» **Description of the task**
Return the complete listing that follows, with each line reproduced exactly.
— start Records to use —
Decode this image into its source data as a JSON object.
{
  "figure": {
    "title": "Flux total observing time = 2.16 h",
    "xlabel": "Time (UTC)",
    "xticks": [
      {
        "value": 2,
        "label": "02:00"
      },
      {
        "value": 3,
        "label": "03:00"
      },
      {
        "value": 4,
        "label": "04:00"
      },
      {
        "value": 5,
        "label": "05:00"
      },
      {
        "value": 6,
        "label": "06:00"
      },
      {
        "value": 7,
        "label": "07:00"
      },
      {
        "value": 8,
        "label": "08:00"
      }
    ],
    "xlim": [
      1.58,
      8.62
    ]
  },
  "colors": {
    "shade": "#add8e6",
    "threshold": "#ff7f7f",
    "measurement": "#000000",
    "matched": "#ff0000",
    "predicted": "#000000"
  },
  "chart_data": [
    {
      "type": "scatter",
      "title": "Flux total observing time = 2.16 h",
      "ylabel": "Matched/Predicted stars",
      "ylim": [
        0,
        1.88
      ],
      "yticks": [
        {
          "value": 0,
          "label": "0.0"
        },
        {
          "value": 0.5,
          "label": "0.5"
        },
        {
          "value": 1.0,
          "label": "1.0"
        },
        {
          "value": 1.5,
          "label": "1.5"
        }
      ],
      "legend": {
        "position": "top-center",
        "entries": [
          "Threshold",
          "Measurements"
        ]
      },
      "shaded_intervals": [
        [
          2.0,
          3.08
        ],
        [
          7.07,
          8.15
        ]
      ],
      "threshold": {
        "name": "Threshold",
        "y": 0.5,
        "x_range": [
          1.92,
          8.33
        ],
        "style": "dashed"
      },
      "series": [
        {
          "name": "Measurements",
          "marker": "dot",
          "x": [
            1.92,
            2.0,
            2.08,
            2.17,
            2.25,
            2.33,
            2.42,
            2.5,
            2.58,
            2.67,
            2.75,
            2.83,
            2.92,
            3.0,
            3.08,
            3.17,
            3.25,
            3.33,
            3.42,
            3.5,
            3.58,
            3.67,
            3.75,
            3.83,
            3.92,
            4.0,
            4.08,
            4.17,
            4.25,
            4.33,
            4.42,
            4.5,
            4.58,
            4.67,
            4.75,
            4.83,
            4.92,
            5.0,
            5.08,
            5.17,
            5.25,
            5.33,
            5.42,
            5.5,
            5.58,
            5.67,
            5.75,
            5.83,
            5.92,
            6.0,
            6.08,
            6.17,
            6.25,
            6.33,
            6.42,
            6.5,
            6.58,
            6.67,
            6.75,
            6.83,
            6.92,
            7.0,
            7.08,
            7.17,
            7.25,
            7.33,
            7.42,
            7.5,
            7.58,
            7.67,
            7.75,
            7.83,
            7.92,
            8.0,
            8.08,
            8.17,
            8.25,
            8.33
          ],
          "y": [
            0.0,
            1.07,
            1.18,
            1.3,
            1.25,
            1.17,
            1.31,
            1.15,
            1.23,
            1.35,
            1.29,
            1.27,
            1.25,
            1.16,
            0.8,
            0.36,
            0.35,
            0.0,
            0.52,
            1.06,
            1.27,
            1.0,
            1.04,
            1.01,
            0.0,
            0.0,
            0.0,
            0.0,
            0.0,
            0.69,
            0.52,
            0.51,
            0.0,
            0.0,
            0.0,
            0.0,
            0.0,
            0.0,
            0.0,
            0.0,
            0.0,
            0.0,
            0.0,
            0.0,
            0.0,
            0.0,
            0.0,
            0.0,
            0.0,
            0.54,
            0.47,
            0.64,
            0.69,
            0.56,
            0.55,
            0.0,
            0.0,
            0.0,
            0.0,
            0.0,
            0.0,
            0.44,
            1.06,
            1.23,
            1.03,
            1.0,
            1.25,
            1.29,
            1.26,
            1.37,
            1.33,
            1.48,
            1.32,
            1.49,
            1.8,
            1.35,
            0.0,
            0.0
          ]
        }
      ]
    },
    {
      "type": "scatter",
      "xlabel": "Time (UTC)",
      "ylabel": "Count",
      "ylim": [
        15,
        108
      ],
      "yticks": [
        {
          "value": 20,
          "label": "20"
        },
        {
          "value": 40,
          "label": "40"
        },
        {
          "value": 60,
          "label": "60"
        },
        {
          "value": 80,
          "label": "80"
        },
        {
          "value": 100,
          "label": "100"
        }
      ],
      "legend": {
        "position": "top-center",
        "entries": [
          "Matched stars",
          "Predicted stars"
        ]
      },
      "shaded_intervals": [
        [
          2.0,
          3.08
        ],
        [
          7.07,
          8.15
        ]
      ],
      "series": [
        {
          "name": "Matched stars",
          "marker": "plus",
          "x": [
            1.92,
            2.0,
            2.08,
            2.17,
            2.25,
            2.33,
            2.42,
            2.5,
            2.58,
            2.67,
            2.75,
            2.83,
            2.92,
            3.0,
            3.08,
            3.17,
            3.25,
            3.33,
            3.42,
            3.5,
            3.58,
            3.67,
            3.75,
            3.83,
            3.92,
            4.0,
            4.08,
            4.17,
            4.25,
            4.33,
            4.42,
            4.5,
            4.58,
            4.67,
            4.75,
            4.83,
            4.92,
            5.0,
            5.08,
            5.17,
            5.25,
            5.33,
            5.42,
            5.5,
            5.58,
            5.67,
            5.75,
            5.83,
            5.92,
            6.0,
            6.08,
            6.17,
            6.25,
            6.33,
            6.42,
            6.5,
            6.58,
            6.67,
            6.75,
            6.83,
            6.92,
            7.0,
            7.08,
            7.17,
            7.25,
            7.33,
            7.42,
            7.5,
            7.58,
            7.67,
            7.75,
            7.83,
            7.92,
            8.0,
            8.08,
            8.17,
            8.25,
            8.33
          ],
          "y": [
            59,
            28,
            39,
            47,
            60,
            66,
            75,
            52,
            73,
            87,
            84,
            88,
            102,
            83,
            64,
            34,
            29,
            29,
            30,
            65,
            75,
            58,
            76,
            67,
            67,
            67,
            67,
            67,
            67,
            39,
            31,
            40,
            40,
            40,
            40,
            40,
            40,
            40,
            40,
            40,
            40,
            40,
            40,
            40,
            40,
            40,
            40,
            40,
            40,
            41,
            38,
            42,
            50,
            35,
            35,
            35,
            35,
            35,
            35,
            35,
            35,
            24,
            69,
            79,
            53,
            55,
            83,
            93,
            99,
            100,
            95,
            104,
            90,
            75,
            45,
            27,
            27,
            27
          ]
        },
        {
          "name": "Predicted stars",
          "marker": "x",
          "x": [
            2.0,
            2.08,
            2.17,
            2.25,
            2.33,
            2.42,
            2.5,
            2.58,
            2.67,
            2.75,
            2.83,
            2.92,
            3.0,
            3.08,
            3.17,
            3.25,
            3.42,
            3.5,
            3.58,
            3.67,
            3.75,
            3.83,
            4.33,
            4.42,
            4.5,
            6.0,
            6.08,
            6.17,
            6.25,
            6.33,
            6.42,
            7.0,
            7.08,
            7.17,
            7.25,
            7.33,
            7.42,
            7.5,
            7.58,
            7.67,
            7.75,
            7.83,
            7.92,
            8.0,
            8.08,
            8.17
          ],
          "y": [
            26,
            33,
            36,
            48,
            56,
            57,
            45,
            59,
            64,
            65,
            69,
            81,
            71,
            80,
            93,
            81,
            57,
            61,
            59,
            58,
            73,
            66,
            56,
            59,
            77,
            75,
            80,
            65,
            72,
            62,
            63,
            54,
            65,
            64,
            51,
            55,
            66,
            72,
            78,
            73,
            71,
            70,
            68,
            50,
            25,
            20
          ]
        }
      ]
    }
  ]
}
— end Records to use —
» **Answer to the problem**
Decode this image into its source data as a JSON object.
{
  "figure": {
    "title": "Flux total observing time = 2.16 h",
    "xlabel": "Time (UTC)",
    "xticks": [
      {
        "value": 2,
        "label": "02:00"
      },
      {
        "value": 3,
        "label": "03:00"
      },
      {
        "value": 4,
        "label": "04:00"
      },
      {
        "value": 5,
        "label": "05:00"
      },
      {
        "value": 6,
        "label": "06:00"
      },
      {
        "value": 7,
        "label": "07:00"
      },
      {
        "value": 8,
        "label": "08:00"
      }
    ],
    "xlim": [
      1.58,
      8.62
    ]
  },
  "colors": {
    "shade": "#add8e6",
    "threshold": "#ff7f7f",
    "measurement": "#000000",
    "matched": "#ff0000",
    "predicted": "#000000"
  },
  "chart_data": [
    {
      "type": "scatter",
      "title": "Flux total observing time = 2.16 h",
      "ylabel": "Matched/Predicted stars",
      "ylim": [
        0,
        1.88
      ],
      "yticks": [
        {
          "value": 0,
          "label": "0.0"
        },
        {
          "value": 0.5,
          "label": "0.5"
        },
        {
          "value": 1.0,
          "label": "1.0"
        },
        {
          "value": 1.5,
          "label": "1.5"
        }
      ],
      "legend": {
        "position": "top-center",
        "entries": [
          "Threshold",
          "Measurements"
        ]
      },
      "shaded_intervals": [
        [
          2.0,
          3.08
        ],
        [
          7.07,
          8.15
        ]
      ],
      "threshold": {
        "name": "Threshold",
        "y": 0.5,
        "x_range": [
          1.92,
          8.33
        ],
        "style": "dashed"
      },
      "series": [
        {
          "name": "Measurements",
          "marker": "dot",
          "x": [
            1.92,
            2.0,
            2.08,
            2.17,
            2.25,
            2.33,
            2.42,
            2.5,
            2.58,
            2.67,
            2.75,
            2.83,
            2.92,
            3.0,
            3.08,
            3.17,
            3.25,
            3.33,
            3.42,
            3.5,
            3.58,
            3.67,
            3.75,
            3.83,
            3.92,
            4.0,
            4.08,
            4.17,
            4.25,
            4.33,
            4.42,
            4.5,
            4.58,
            4.67,
            4.75,
            4.83,
            4.92,
            5.0,
            5.08,
            5.17,
            5.25,
            5.33,
            5.42,
            5.5,
            5.58,
            5.67,
            5.75,
            5.83,
            5.92,
            6.0,
            6.08,
            6.17,
            6.25,
            6.33,
            6.42,
            6.5,
            6.58,
            6.67,
            6.75,
            6.83,
            6.92,
            7.0,
            7.08,
            7.17,
            7.25,
            7.33,
            7.42,
            7.5,
            7.58,
            7.67,
            7.75,
            7.83,
            7.92,
            8.0,
            8.08,
            8.17,
            8.25,
            8.33
          ],
          "y": [
            0.0,
            1.07,
            1.18,
            1.3,
            1.25,
            1.17,
            1.31,
            1.15,
            1.23,
            1.35,
            1.29,
            1.27,
            1.25,
            1.16,
            0.8,
            0.36,
            0.35,
            0.0,
            0.52,
            1.06,
            1.27,
            1.0,
            1.04,
            1.01,
            0.0,
            0.0,
            0.0,
            0.0,
            0.0,
            0.69,
            0.52,
            0.51,
            0.0,
            0.0,
            0.0,
            0.0,
            0.0,
            0.0,
            0.0,
            0.0,
            0.0,
            0.0,
            0.0,
            0.0,
            0.0,
            0.0,
            0.0,
            0.0,
            0.0,
            0.54,
            0.47,
            0.64,
            0.69,
            0.56,
            0.55,
            0.0,
            0.0,
            0.0,
            0.0,
            0.0,
            0.0,
            0.44,
            1.06,
            1.23,
            1.03,
            1.0,
            1.25,
            1.29,
            1.26,
            1.37,
            1.33,
            1.48,
            1.32,
            1.49,
            1.8,
            1.35,
            0.0,
            0.0
          ]
        }
      ]
    },
    {
      "type": "scatter",
      "xlabel": "Time (UTC)",
      "ylabel": "Count",
      "ylim": [
        15,
        108
      ],
      "yticks": [
        {
          "value": 20,
          "label": "20"
        },
        {
          "value": 40,
          "label": "40"
        },
        {
          "value": 60,
          "label": "60"
        },
        {
          "value": 80,
          "label": "80"
        },
        {
          "value": 100,
          "label": "100"
        }
      ],
      "legend": {
        "position": "top-center",
        "entries": [
          "Matched stars",
          "Predicted stars"
        ]
      },
      "shaded_intervals": [
        [
          2.0,
          3.08
        ],
        [
          7.07,
          8.15
        ]
      ],
      "series": [
        {
          "name": "Matched stars",
          "marker": "plus",
          "x": [
            1.92,
            2.0,
            2.08,
            2.17,
            2.25,
            2.33,
            2.42,
            2.5,
            2.58,
            2.67,
            2.75,
            2.83,
            2.92,
            3.0,
            3.08,
            3.17,
            3.25,
            3.33,
            3.42,
            3.5,
            3.58,
            3.67,
            3.75,
            3.83,
            3.92,
            4.0,
            4.08,
            4.17,
            4.25,
            4.33,
            4.42,
            4.5,
            4.58,
            4.67,
            4.75,
            4.83,
            4.92,
            5.0,
            5.08,
            5.17,
            5.25,
            5.33,
            5.42,
            5.5,
            5.58,
            5.67,
            5.75,
            5.83,
            5.92,
            6.0,
            6.08,
            6.17,
            6.25,
            6.33,
            6.42,
            6.5,
            6.58,
            6.67,
            6.75,
            6.83,
            6.92,
            7.0,
            7.08,
            7.17,
            7.25,
            7.33,
            7.42,
            7.5,
            7.58,
            7.67,
            7.75,
            7.83,
            7.92,
            8.0,
            8.08,
            8.17,
            8.25,
            8.33
          ],
          "y": [
            59,
            28,
            39,
            47,
            60,
            66,
            75,
            52,
            73,
            87,
            84,
            88,
            102,
            83,
            64,
            34,
            29,
            29,
            30,
            65,
            75,
            58,
            76,
            67,
            67,
            67,
            67,
            67,
            67,
            39,
            31,
            40,
            40,
            40,
            40,
            40,
            40,
            40,
            40,
            40,
            40,
            40,
            40,
            40,
            40,
            40,
            40,
            40,
            40,
            41,
            38,
            42,
            50,
            35,
            35,
            35,
            35,
            35,
            35,
            35,
            35,
            24,
            69,
            79,
            53,
            55,
            83,
            93,
            99,
            100,
            95,
            104,
            90,
            75,
            45,
            27,
            27,
            27
          ]
        },
        {
          "name": "Predicted stars",
          "marker": "x",
          "x": [
            2.0,
            2.08,
            2.17,
            2.25,
            2.33,
            2.42,
            2.5,
            2.58,
            2.67,
            2.75,
            2.83,
            2.92,
            3.0,
            3.08,
            3.17,
            3.25,
            3.42,
            3.5,
            3.58,
            3.67,
            3.75,
            3.83,
            4.33,
            4.42,
            4.5,
            6.0,
            6.08,
            6.17,
            6.25,
            6.33,
            6.42,
            7.0,
            7.08,
            7.17,
            7.25,
            7.33,
            7.42,
            7.5,
            7.58,
            7.67,
            7.75,
            7.83,
            7.92,
            8.0,
            8.08,
            8.17
          ],
          "y": [
            26,
            33,
            36,
            48,
            56,
            57,
            45,
            59,
            64,
            65,
            69,
            81,
            71,
            80,
            93,
            81,
            57,
            61,
            59,
            58,
            73,
            66,
            56,
            59,
            77,
            75,
            80,
            65,
            72,
            62,
            63,
            54,
            65,
            64,
            51,
            55,
            66,
            72,
            78,
            73,
            71,
            70,
            68,
            50,
            25,
            20
          ]
        }
      ]
    }
  ]
}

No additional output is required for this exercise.